◆ Stated goal ◆
Output the material exactly, but drop every image it holds.

◆ Dataset records ◆
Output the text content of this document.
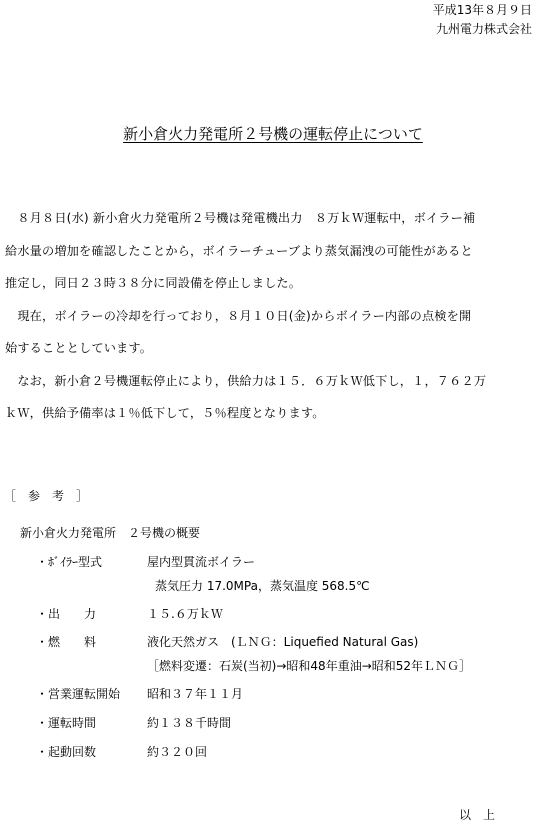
平成13年８月９日
九州電力株式会社
新小倉火力発電所２号機の運転停止について
　８月８日(水) 新小倉火力発電所２号機は発電機出力　８万ｋＷ運転中，ボイラー補
給水量の増加を確認したことから，ボイラーチューブより蒸気漏洩の可能性があると
推定し，同日２３時３８分に同設備を停止しました。
　現在，ボイラーの冷却を行っており，８月１０日(金)からボイラー内部の点検を開
始することとしています。
　なお，新小倉２号機運転停止により，供給力は１５．６万ｋＷ低下し，１，７６２万
ｋＷ，供給予備率は１％低下して，５％程度となります。
［　参　考　］
新小倉火力発電所　２号機の概要
・ﾎﾞｲﾗｰ型式	屋内型貫流ボイラー
蒸気圧力 17.0MPa，蒸気温度 568.5℃
・出　　力	１５.６万ｋＷ
・燃　　料	液化天然ガス　(ＬＮＧ：Liquefied Natural Gas)
［燃料変遷：石炭(当初)→昭和48年重油→昭和52年ＬＮＧ］
・営業運転開始 昭和３７年１１月
・運転時間	約１３８千時間
・起動回数	約３２０回
以　上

◆ Worked solution ◆
Output the text content of this document.
平成13年８月９日
九州電力株式会社
新小倉火力発電所２号機の運転停止について
　８月８日(水) 新小倉火力発電所２号機は発電機出力　８万ｋＷ運転中，ボイラー補
給水量の増加を確認したことから，ボイラーチューブより蒸気漏洩の可能性があると
推定し，同日２３時３８分に同設備を停止しました。
　現在，ボイラーの冷却を行っており，８月１０日(金)からボイラー内部の点検を開
始することとしています。
　なお，新小倉２号機運転停止により，供給力は１５．６万ｋＷ低下し，１，７６２万
ｋＷ，供給予備率は１％低下して，５％程度となります。
［　参　考　］
新小倉火力発電所　２号機の概要
・ﾎﾞｲﾗｰ型式	屋内型貫流ボイラー
蒸気圧力 17.0MPa，蒸気温度 568.5℃
・出　　力	１５.６万ｋＷ
・燃　　料	液化天然ガス　(ＬＮＧ：Liquefied Natural Gas)
［燃料変遷：石炭(当初)→昭和48年重油→昭和52年ＬＮＧ］
・営業運転開始 昭和３７年１１月
・運転時間	約１３８千時間
・起動回数	約３２０回
以　上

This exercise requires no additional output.